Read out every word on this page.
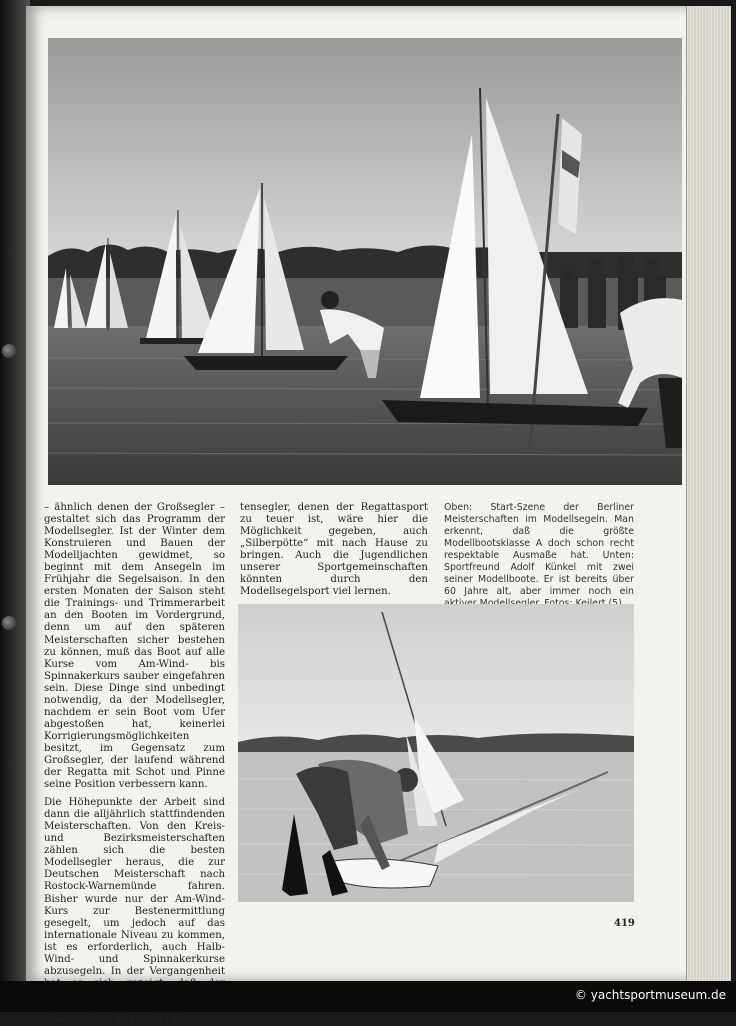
– ähnlich denen der Großsegler – gestaltet sich das Programm der Modellsegler. Ist der Winter dem Konstruieren und Bauen der Modelljachten gewidmet, so beginnt mit dem Ansegeln im Frühjahr die Segelsaison. In den ersten Monaten der Saison steht die Trainings- und Trimmerarbeit an den Booten im Vordergrund, denn um auf den späteren Meisterschaften sicher bestehen zu können, muß das Boot auf alle Kurse vom Am-Wind- bis Spinnakerkurs sauber eingefahren sein. Diese Dinge sind unbedingt notwendig, da der Modellsegler, nachdem er sein Boot vom Ufer abgestoßen hat, keinerlei Korrigierungsmöglichkeiten besitzt, im Gegensatz zum Großsegler, der laufend während der Regatta mit Schot und Pinne seine Position verbessern kann.

Die Höhepunkte der Arbeit sind dann die alljährlich stattfindenden Meisterschaften. Von den Kreis- und Bezirksmeisterschaften zählen sich die besten Modellsegler heraus, die zur Deutschen Meisterschaft nach Rostock-Warnemünde fahren. Bisher wurde nur der Am-Wind-Kurs zur Bestenermittlung gesegelt, um jedoch auf das internationale Niveau zu kommen, ist es erforderlich, auch Halb-Wind- und Spinnakerkurse abzusegeln. In der Vergangenheit Chancen hat. Für viele Fahr-

tensegler, denen der Regattasport zu teuer ist, wäre hier die Möglichkeit gegeben, auch „Silberpötte“ mit nach Hause zu bringen. Auch die Jugendlichen unserer Sportgemeinschaften könnten durch den Modellsegelsport viel lernen.

Oben: Start-Szene der Berliner Meisterschaften im Modellsegeln. Man erkennt, daß die größte Modellbootsklasse A doch schon recht respektable Ausmaße hat. Unten: Sportfreund Adolf Künkel mit zwei seiner Modellboote. Er ist bereits über 60 Jahre alt, aber immer noch ein

419
© yachtsportmuseum.de
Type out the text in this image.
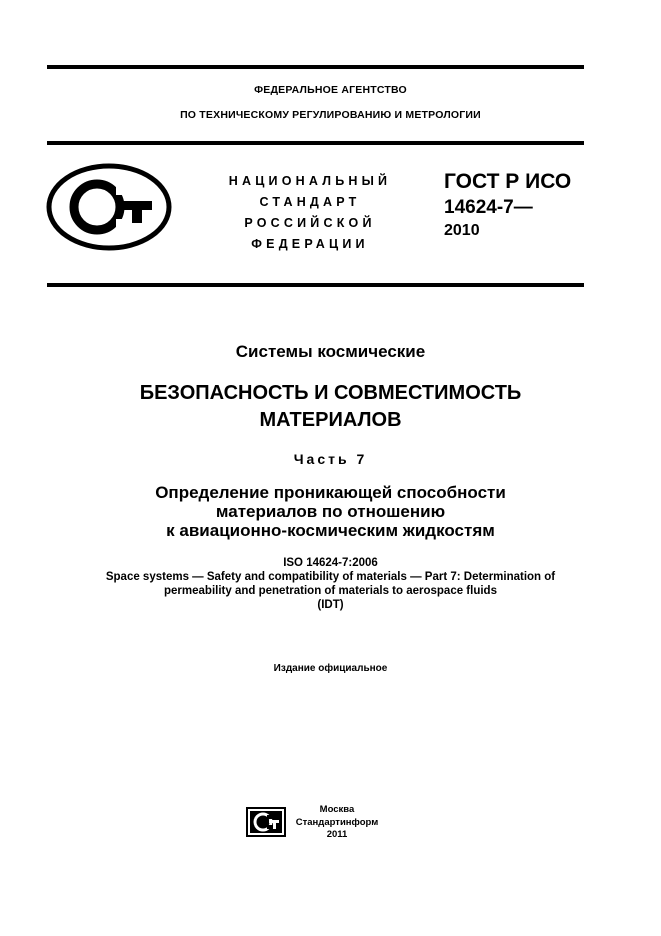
ФЕДЕРАЛЬНОЕ АГЕНТСТВО
ПО ТЕХНИЧЕСКОМУ РЕГУЛИРОВАНИЮ И МЕТРОЛОГИИ
НАЦИОНАЛЬНЫЙ
СТАНДАРТ
РОССИЙСКОЙ
ФЕДЕРАЦИИ
ГОСТ Р ИСО
14624-7—
2010
Системы космические
БЕЗОПАСНОСТЬ И СОВМЕСТИМОСТЬ
МАТЕРИАЛОВ
Часть 7
Определение проникающей способности
материалов по отношению
к авиационно-космическим жидкостям
ISO 14624-7:2006
Space systems — Safety and compatibility of materials — Part 7: Determination of
permeability and penetration of materials to aerospace fluids
(IDT)
Издание официальное
Москва
Стандартинформ
2011
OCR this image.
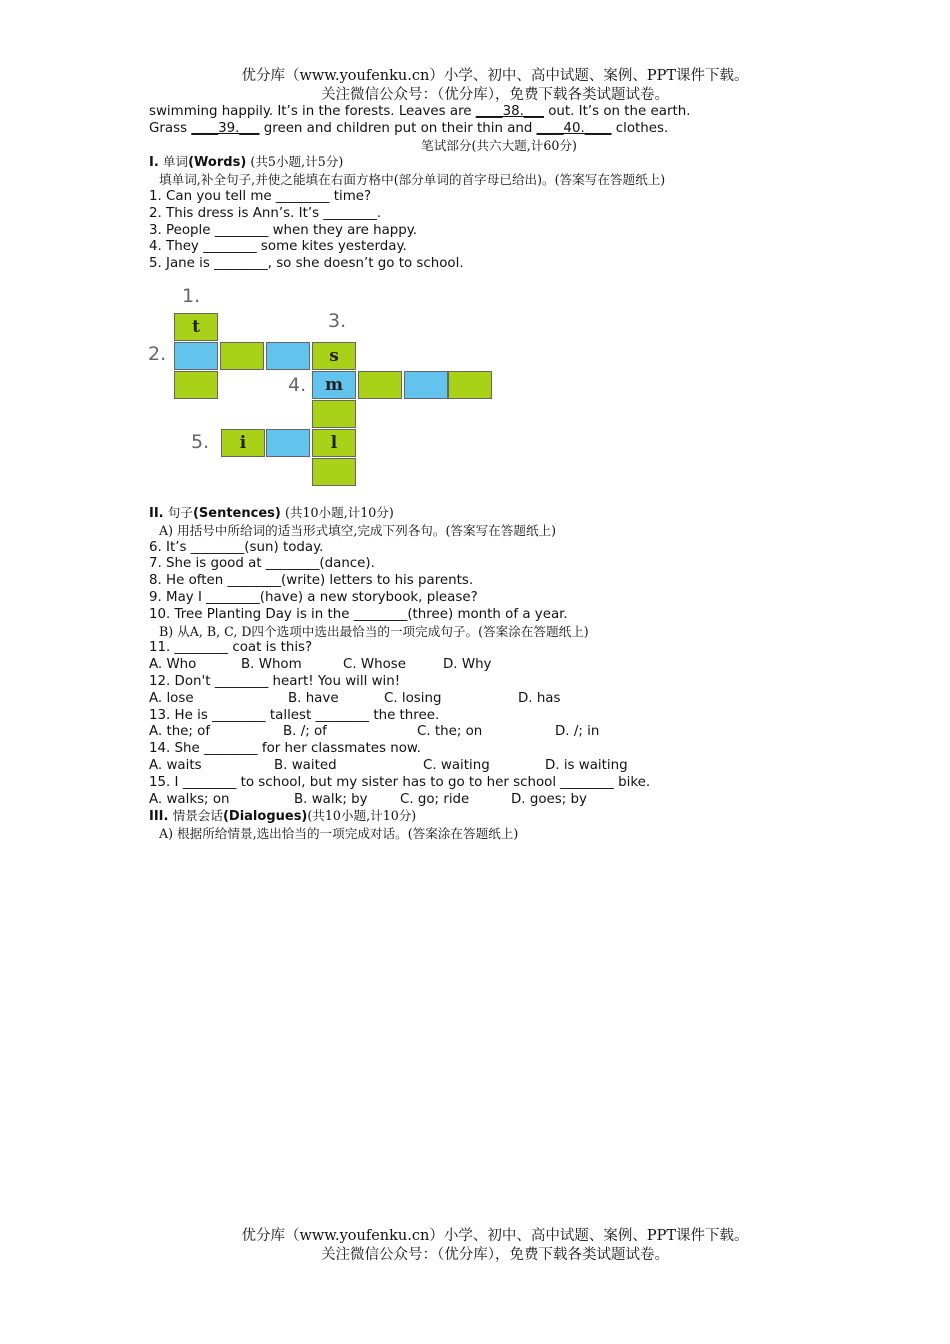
优分库（www.youfenku.cn）小学、初中、高中试题、案例、PPT课件下载。
关注微信公众号：（优分库），免费下载各类试题试卷。
swimming happily. It’s in the forests. Leaves are ____38.___ out. It’s on the earth.
Grass ____39.___ green and children put on their thin and ____40.____ clothes.
笔试部分(共六大题,计60分)
I. 单词(Words) (共5小题,计5分)
填单词,补全句子,并使之能填在右面方格中(部分单词的首字母已给出)。(答案写在答题纸上)
1. Can you tell me ________ time?
2. This dress is Ann’s. It’s ________.
3. People ________ when they are happy.
4. They ________ some kites yesterday.
5. Jane is ________, so she doesn’t go to school.
II. 句子(Sentences) (共10小题,计10分)
A) 用括号中所给词的适当形式填空,完成下列各句。(答案写在答题纸上)
6. It’s ________(sun) today.
7. She is good at ________(dance).
8. He often ________(write) letters to his parents.
9. May I ________(have) a new storybook, please?
10. Tree Planting Day is in the ________(three) month of a year.
B) 从A, B, C, D四个选项中选出最恰当的一项完成句子。(答案涂在答题纸上)
11. ________ coat is this?
A. Who	B. Whom	C. Whose	D. Why
12. Don't ________ heart! You will win!
A. lose	B. have	C. losing	D. has
13. He is ________ tallest ________ the three.
A. the; of	B. /; of	C. the; on	D. /; in
14. She ________ for her classmates now.
A. waits	B. waited	C. waiting	D. is waiting
15. I ________ to school, but my sister has to go to her school ________ bike.
A. walks; on	B. walk; by	C. go; ride	D. goes; by
III. 情景会话(Dialogues)(共10小题,计10分)
A) 根据所给情景,选出恰当的一项完成对话。(答案涂在答题纸上)
1.
2.
3.
4.
5.
t
s
m
i	l
优分库（www.youfenku.cn）小学、初中、高中试题、案例、PPT课件下载。
关注微信公众号：（优分库），免费下载各类试题试卷。
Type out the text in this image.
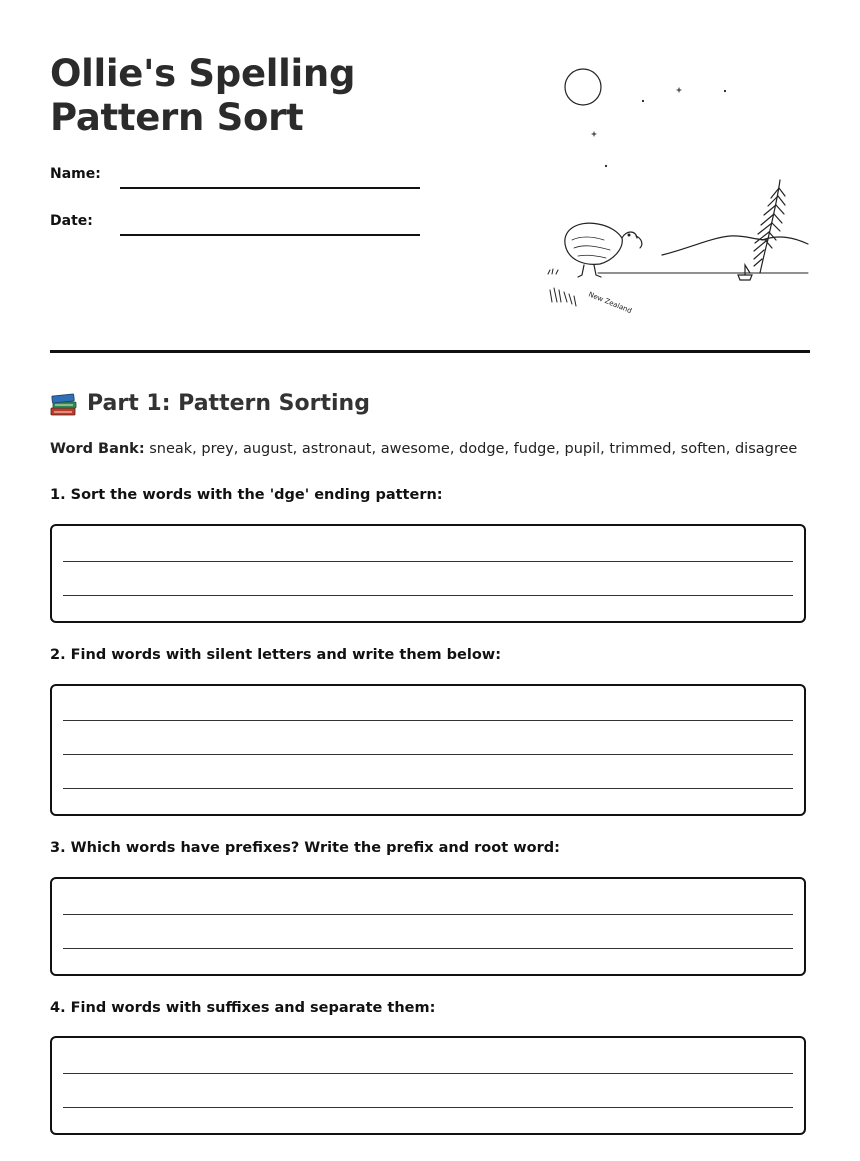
Ollie's Spelling Pattern Sort
Name:
Date:
New Zealand
Part 1: Pattern Sorting
Word Bank: sneak, prey, august, astronaut, awesome, dodge, fudge, pupil, trimmed, soften, disagree
1. Sort the words with the 'dge' ending pattern:
2. Find words with silent letters and write them below:
3. Which words have prefixes? Write the prefix and root word:
4. Find words with suffixes and separate them:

☆ ☆ ☆ ☆ ☆ ☆ ☆

Strip the images and reproduce the remaining records precisely.

Read out every word on this page.
– ähnlich denen der Großsegler – gestaltet sich das Programm der Modellsegler. Ist der Winter dem Konstruieren und Bauen der Modelljachten gewidmet, so beginnt mit dem Ansegeln im Frühjahr die Segelsaison. In den ersten Monaten der Saison steht die Trainings- und Trimmerarbeit an den Booten im Vordergrund, denn um auf den späteren Meisterschaften sicher bestehen zu können, muß das Boot auf alle Kurse vom Am-Wind- bis Spinnakerkurs sauber eingefahren sein. Diese Dinge sind unbedingt notwendig, da der Modellsegler, nachdem er sein Boot vom Ufer abgestoßen hat, keinerlei Korrigierungsmöglichkeiten besitzt, im Gegensatz zum Großsegler, der laufend während der Regatta mit Schot und Pinne seine Position verbessern kann.

Die Höhepunkte der Arbeit sind dann die alljährlich stattfindenden Meisterschaften. Von den Kreis- und Bezirksmeisterschaften zählen sich die besten Modellsegler heraus, die zur Deutschen Meisterschaft nach Rostock-Warnemünde fahren. Bisher wurde nur der Am-Wind-Kurs zur Bestenermittlung gesegelt, um jedoch auf das internationale Niveau zu kommen, ist es erforderlich, auch Halb-Wind- und Spinnakerkurse abzusegeln. In der Vergangenheit Chancen hat. Für viele Fahr-

tensegler, denen der Regattasport zu teuer ist, wäre hier die Möglichkeit gegeben, auch „Silberpötte“ mit nach Hause zu bringen. Auch die Jugendlichen unserer Sportgemeinschaften könnten durch den Modellsegelsport viel lernen.

Oben: Start-Szene der Berliner Meisterschaften im Modellsegeln. Man erkennt, daß die größte Modellbootsklasse A doch schon recht respektable Ausmaße hat. Unten: Sportfreund Adolf Künkel mit zwei seiner Modellboote. Er ist bereits über 60 Jahre alt, aber immer noch ein

419
© yachtsportmuseum.de
Type out the text in this image.
ФЕДЕРАЛЬНОЕ АГЕНТСТВО
ПО ТЕХНИЧЕСКОМУ РЕГУЛИРОВАНИЮ И МЕТРОЛОГИИ
НАЦИОНАЛЬНЫЙ
СТАНДАРТ
РОССИЙСКОЙ
ФЕДЕРАЦИИ
ГОСТ Р ИСО
14624-7—
2010
Системы космические
БЕЗОПАСНОСТЬ И СОВМЕСТИМОСТЬ
МАТЕРИАЛОВ
Часть 7
Определение проникающей способности
материалов по отношению
к авиационно-космическим жидкостям
ISO 14624-7:2006
Space systems — Safety and compatibility of materials — Part 7: Determination of
permeability and penetration of materials to aerospace fluids
(IDT)
Издание официальное
Москва
Стандартинформ
2011
OCR this image.
优分库（www.youfenku.cn）小学、初中、高中试题、案例、PPT课件下载。
关注微信公众号：（优分库），免费下载各类试题试卷。
swimming happily. It’s in the forests. Leaves are ____38.___ out. It’s on the earth.
Grass ____39.___ green and children put on their thin and ____40.____ clothes.
笔试部分(共六大题,计60分)
I. 单词(Words) (共5小题,计5分)
填单词,补全句子,并使之能填在右面方格中(部分单词的首字母已给出)。(答案写在答题纸上)
1. Can you tell me ________ time?
2. This dress is Ann’s. It’s ________.
3. People ________ when they are happy.
4. They ________ some kites yesterday.
5. Jane is ________, so she doesn’t go to school.
II. 句子(Sentences) (共10小题,计10分)
A) 用括号中所给词的适当形式填空,完成下列各句。(答案写在答题纸上)
6. It’s ________(sun) today.
7. She is good at ________(dance).
8. He often ________(write) letters to his parents.
9. May I ________(have) a new storybook, please?
10. Tree Planting Day is in the ________(three) month of a year.
B) 从A, B, C, D四个选项中选出最恰当的一项完成句子。(答案涂在答题纸上)
11. ________ coat is this?
A. Who	B. Whom	C. Whose	D. Why
12. Don't ________ heart! You will win!
A. lose	B. have	C. losing	D. has
13. He is ________ tallest ________ the three.
A. the; of	B. /; of	C. the; on	D. /; in
14. She ________ for her classmates now.
A. waits	B. waited	C. waiting	D. is waiting
15. I ________ to school, but my sister has to go to her school ________ bike.
A. walks; on	B. walk; by	C. go; ride	D. goes; by
III. 情景会话(Dialogues)(共10小题,计10分)
A) 根据所给情景,选出恰当的一项完成对话。(答案涂在答题纸上)
1.
2.
3.
4.
5.
t
s
m
i	l
优分库（www.youfenku.cn）小学、初中、高中试题、案例、PPT课件下载。
关注微信公众号：（优分库），免费下载各类试题试卷。
Type out the text in this image.
Ollie's Spelling Pattern Sort
Name:
Date:
New Zealand
Part 1: Pattern Sorting
Word Bank: sneak, prey, august, astronaut, awesome, dodge, fudge, pupil, trimmed, soften, disagree
1. Sort the words with the 'dge' ending pattern:
2. Find words with silent letters and write them below:
3. Which words have prefixes? Write the prefix and root word:
4. Find words with suffixes and separate them:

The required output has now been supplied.